• _Short exercise_:
Answer with one number: the count of lines in this material that hold the word "faisant".

• _Extracted material_:
▼
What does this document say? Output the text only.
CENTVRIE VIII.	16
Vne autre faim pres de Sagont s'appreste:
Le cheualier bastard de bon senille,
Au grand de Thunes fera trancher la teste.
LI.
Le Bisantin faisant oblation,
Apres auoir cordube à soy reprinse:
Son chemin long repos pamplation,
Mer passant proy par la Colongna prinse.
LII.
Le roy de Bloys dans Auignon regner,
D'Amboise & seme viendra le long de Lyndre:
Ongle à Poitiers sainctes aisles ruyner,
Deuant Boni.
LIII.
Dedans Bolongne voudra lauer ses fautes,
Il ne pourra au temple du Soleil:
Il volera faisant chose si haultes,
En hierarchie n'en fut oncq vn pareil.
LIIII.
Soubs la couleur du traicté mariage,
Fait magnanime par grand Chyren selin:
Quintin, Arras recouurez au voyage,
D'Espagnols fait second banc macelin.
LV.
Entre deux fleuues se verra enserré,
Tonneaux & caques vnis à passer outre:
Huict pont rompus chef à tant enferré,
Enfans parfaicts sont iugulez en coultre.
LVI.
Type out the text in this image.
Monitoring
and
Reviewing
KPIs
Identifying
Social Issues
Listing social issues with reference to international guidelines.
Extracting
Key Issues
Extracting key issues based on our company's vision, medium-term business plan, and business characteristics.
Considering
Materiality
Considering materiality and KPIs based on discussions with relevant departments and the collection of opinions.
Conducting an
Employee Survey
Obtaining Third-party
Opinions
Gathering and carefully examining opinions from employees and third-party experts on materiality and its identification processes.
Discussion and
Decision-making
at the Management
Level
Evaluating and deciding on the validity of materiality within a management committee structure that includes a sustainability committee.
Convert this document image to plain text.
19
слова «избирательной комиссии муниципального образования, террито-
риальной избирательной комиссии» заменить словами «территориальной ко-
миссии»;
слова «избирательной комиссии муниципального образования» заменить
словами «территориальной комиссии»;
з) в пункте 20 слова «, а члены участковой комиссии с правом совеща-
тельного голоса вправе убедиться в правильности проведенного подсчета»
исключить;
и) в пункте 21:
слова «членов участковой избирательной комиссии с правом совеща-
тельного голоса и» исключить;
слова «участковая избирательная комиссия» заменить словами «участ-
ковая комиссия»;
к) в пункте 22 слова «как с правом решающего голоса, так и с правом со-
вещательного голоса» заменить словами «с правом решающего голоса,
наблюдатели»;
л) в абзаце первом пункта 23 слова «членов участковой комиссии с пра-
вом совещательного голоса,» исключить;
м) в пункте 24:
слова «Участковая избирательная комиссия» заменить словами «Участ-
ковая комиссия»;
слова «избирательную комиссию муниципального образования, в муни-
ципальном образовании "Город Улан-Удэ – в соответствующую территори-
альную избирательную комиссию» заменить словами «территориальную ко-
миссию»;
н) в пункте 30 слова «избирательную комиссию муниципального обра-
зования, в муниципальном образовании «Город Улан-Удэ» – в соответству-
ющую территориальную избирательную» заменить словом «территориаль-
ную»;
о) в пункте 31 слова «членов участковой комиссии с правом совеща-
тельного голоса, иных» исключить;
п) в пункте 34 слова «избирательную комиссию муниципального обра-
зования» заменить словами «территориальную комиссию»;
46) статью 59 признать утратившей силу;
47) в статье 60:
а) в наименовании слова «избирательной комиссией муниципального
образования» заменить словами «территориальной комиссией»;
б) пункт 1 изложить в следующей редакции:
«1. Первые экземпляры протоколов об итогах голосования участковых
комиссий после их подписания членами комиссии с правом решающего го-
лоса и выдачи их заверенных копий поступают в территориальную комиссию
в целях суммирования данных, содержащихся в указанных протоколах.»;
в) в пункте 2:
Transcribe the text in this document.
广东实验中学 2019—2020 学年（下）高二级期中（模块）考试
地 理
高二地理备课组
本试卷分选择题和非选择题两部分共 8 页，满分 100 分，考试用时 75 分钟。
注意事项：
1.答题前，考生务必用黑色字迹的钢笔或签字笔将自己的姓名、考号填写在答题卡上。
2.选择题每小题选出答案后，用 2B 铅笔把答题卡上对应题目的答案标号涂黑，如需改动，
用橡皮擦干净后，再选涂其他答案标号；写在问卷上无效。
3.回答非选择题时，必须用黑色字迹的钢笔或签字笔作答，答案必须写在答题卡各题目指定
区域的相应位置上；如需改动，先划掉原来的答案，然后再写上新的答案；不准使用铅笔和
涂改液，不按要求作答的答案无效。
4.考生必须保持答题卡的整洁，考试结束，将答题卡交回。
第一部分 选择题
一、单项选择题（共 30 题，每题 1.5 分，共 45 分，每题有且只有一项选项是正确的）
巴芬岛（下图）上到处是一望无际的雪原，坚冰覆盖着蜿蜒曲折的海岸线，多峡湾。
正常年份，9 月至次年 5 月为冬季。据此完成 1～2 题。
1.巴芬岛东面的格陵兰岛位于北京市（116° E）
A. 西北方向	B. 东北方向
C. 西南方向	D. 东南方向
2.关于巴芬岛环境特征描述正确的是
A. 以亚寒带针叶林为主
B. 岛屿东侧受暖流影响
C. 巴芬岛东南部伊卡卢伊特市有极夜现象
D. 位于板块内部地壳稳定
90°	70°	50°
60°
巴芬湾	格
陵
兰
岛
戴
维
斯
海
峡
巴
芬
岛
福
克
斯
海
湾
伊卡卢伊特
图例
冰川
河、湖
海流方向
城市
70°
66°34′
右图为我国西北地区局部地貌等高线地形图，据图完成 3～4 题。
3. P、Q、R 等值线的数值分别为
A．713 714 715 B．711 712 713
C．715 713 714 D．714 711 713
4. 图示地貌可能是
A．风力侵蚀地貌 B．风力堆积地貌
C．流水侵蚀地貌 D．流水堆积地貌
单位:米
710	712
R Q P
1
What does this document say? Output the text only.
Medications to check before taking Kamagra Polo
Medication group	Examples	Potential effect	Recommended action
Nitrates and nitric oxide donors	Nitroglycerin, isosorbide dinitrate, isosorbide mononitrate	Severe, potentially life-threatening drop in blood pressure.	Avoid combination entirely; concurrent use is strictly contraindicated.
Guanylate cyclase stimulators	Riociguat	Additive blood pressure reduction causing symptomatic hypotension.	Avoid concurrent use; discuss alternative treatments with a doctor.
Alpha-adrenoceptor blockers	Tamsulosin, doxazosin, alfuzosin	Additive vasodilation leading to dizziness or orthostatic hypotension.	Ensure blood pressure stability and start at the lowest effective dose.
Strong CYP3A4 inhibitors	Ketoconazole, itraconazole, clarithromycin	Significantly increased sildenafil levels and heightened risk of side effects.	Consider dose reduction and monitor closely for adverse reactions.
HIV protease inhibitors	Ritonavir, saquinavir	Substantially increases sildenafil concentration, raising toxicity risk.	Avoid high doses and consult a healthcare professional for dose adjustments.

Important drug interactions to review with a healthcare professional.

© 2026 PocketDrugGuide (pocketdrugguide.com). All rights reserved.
▲
• _Exercise result_:
2